- [THE REQUEST] Take the listing and print it in full, exactly as given.

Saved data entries
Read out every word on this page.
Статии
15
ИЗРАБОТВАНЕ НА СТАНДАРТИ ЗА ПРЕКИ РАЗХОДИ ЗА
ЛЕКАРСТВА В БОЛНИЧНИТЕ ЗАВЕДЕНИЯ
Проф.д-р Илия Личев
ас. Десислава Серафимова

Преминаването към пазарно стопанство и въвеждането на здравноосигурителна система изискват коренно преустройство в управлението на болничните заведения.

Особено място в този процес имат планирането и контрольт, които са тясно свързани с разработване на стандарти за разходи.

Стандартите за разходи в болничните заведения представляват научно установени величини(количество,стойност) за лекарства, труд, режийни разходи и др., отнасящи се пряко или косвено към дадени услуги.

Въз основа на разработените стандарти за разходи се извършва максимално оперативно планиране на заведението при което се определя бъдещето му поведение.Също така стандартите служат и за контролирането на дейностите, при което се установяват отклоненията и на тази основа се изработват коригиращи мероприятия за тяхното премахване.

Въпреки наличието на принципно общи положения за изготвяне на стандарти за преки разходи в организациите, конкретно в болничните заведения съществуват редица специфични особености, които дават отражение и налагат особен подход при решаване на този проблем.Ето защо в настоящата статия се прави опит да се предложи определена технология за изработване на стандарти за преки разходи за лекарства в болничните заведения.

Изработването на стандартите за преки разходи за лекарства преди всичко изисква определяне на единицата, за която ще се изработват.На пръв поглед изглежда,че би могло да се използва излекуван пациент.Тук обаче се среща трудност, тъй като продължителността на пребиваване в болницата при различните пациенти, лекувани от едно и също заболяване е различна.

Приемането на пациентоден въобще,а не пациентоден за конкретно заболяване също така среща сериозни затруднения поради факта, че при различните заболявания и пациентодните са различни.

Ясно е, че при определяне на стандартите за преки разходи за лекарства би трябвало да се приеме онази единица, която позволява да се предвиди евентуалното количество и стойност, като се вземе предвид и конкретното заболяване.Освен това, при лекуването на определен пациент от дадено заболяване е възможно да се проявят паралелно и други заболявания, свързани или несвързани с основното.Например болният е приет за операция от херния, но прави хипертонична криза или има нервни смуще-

- [OUTPUT BELOW]
Read out every word on this page.
Статии
15
ИЗРАБОТВАНЕ НА СТАНДАРТИ ЗА ПРЕКИ РАЗХОДИ ЗА
ЛЕКАРСТВА В БОЛНИЧНИТЕ ЗАВЕДЕНИЯ
Проф.д-р Илия Личев
ас. Десислава Серафимова

Преминаването към пазарно стопанство и въвеждането на здравноосигурителна система изискват коренно преустройство в управлението на болничните заведения.

Особено място в този процес имат планирането и контрольт, които са тясно свързани с разработване на стандарти за разходи.

Стандартите за разходи в болничните заведения представляват научно установени величини(количество,стойност) за лекарства, труд, режийни разходи и др., отнасящи се пряко или косвено към дадени услуги.

Въз основа на разработените стандарти за разходи се извършва максимално оперативно планиране на заведението при което се определя бъдещето му поведение.Също така стандартите служат и за контролирането на дейностите, при което се установяват отклоненията и на тази основа се изработват коригиращи мероприятия за тяхното премахване.

Въпреки наличието на принципно общи положения за изготвяне на стандарти за преки разходи в организациите, конкретно в болничните заведения съществуват редица специфични особености, които дават отражение и налагат особен подход при решаване на този проблем.Ето защо в настоящата статия се прави опит да се предложи определена технология за изработване на стандарти за преки разходи за лекарства в болничните заведения.

Изработването на стандартите за преки разходи за лекарства преди всичко изисква определяне на единицата, за която ще се изработват.На пръв поглед изглежда,че би могло да се използва излекуван пациент.Тук обаче се среща трудност, тъй като продължителността на пребиваване в болницата при различните пациенти, лекувани от едно и също заболяване е различна.

Приемането на пациентоден въобще,а не пациентоден за конкретно заболяване също така среща сериозни затруднения поради факта, че при различните заболявания и пациентодните са различни.

Ясно е, че при определяне на стандартите за преки разходи за лекарства би трябвало да се приеме онази единица, която позволява да се предвиди евентуалното количество и стойност, като се вземе предвид и конкретното заболяване.Освен това, при лекуването на определен пациент от дадено заболяване е възможно да се проявят паралелно и други заболявания, свързани или несвързани с основното.Например болният е приет за операция от херния, но прави хипертонична криза или има нервни смуще-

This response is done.